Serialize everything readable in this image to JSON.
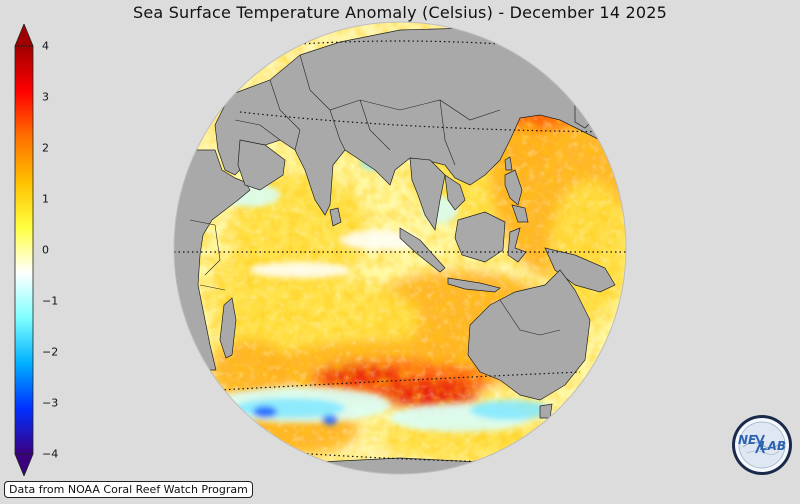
{
  "title": "Sea Surface Temperature Anomaly (Celsius) - December 14 2025",
  "colorbar": {
    "ticks": [
      "4",
      "3",
      "2",
      "1",
      "0",
      "−1",
      "−2",
      "−3",
      "−4"
    ],
    "min": -4,
    "max": 4,
    "colors": [
      "#3b0080",
      "#0030ff",
      "#00b0ff",
      "#80ffff",
      "#ffffff",
      "#ffff40",
      "#ffc000",
      "#ff7000",
      "#ff0000",
      "#a00000"
    ]
  },
  "map": {
    "land_color": "#a9a9a9",
    "ocean_color": "#ffffff",
    "anomaly_colors": {
      "warm_light": "#fff8a0",
      "warm": "#ffe24a",
      "warmer": "#ffb020",
      "hot": "#ff6010",
      "very_hot": "#e81a0a",
      "cool_light": "#d8ffff",
      "cool": "#80e8ff",
      "cold": "#1a60ff"
    }
  },
  "attribution": "Data from NOAA Coral Reef Watch Program",
  "logo": {
    "text_left": "NE",
    "text_right": "LAB",
    "icon": "nexlab-logo-icon"
  }
}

=======

» AIM OF THE EXERCISE:
Repeat the records above exactly, leaving out the pictures.

» RESULT OF THE EXERCISE:
Serialize everything readable in this image to JSON.
{
  "title": "Sea Surface Temperature Anomaly (Celsius) - December 14 2025",
  "colorbar": {
    "ticks": [
      "4",
      "3",
      "2",
      "1",
      "0",
      "−1",
      "−2",
      "−3",
      "−4"
    ],
    "min": -4,
    "max": 4,
    "colors": [
      "#3b0080",
      "#0030ff",
      "#00b0ff",
      "#80ffff",
      "#ffffff",
      "#ffff40",
      "#ffc000",
      "#ff7000",
      "#ff0000",
      "#a00000"
    ]
  },
  "map": {
    "land_color": "#a9a9a9",
    "ocean_color": "#ffffff",
    "anomaly_colors": {
      "warm_light": "#fff8a0",
      "warm": "#ffe24a",
      "warmer": "#ffb020",
      "hot": "#ff6010",
      "very_hot": "#e81a0a",
      "cool_light": "#d8ffff",
      "cool": "#80e8ff",
      "cold": "#1a60ff"
    }
  },
  "attribution": "Data from NOAA Coral Reef Watch Program",
  "logo": {
    "text_left": "NE",
    "text_right": "LAB",
    "icon": "nexlab-logo-icon"
  }
}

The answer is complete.